**DOCUMENT**
---
1. Les principes suivants s’appliquent aux colonies et territoires qui, à la suite de la guerre, ont cessé d’être sous la souveraineté des États qui les gouvernaient précédemment et qui sont habités par des peuples non encore capables de se diriger eux-mêmes dans les conditions particulièrement difficiles du monde moderne. Le bien être et le développement de ces peuples forment une mission sacrée de civilisation, et il convient d’incorporer dans le présent pacte des garanties pour l’accomplissement de cette mission.

2. La meilleure méthode de réaliser pratiquement ce principe est de confier la tutelle de ces peuples aux nations développées qui, en raison de leurs ressources, de leur expérience ou de leur position géographique, sont le mieux à même d’assumer cette responsabilité et qui consentent à l’accepter : elles exerceraient cette tutelle en qualité de mandataires et au nom de la Société.

3. Le caractère du mandat doit différer suivant le degré de développement du peuple, la situation géographique du territoire, ses conditions économiques et toutes autres circonstances analogues.
---
**ÉNONCÉ**
Réécrivez sous forme de liste le paragraphe du texte sur les mandats qui commence par « La meilleure méthode de réaliser », en conservant ses faits principaux.
---
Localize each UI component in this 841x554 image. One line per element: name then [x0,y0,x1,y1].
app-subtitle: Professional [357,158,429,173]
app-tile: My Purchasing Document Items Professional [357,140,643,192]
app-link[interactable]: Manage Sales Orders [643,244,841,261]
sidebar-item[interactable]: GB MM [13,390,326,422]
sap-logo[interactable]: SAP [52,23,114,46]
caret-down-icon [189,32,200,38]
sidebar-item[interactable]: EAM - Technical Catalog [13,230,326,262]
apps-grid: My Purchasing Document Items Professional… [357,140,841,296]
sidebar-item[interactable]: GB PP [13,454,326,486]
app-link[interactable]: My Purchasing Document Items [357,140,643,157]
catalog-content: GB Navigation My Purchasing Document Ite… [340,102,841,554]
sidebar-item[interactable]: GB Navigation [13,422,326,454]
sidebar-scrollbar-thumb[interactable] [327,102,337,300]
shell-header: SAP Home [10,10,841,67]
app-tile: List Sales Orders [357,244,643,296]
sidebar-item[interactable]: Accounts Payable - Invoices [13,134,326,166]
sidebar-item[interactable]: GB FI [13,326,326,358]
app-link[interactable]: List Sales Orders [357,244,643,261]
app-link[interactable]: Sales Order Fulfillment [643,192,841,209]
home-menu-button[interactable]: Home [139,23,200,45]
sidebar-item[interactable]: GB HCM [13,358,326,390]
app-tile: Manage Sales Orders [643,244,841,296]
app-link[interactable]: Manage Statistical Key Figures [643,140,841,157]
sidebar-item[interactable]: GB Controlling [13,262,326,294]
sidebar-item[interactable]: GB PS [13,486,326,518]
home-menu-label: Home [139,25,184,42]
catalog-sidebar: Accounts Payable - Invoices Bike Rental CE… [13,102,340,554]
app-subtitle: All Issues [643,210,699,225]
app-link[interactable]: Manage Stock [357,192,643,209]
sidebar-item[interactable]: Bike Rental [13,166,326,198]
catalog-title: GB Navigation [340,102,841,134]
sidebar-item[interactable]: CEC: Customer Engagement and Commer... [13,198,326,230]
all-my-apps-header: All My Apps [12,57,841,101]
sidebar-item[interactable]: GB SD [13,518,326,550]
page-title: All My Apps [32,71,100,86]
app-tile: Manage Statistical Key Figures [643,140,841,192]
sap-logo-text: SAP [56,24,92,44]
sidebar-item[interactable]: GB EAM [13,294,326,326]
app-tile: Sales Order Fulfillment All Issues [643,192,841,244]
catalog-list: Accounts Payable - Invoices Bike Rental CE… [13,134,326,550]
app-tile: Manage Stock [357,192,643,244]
---
**CORRIGÉ**
- Pour appliquer ce principe dans la pratique, la meilleure méthode consiste à confier la tutelle de ces peuples à des nations développées.
- Ces nations sont les mieux placées pour assumer cette responsabilité, en raison de leurs ressources, de leur expérience ou de leur position géographique.
- Elles doivent consentir à accepter cette tutelle.
- Elles l'exercent en qualité de mandataires et au nom de la Société.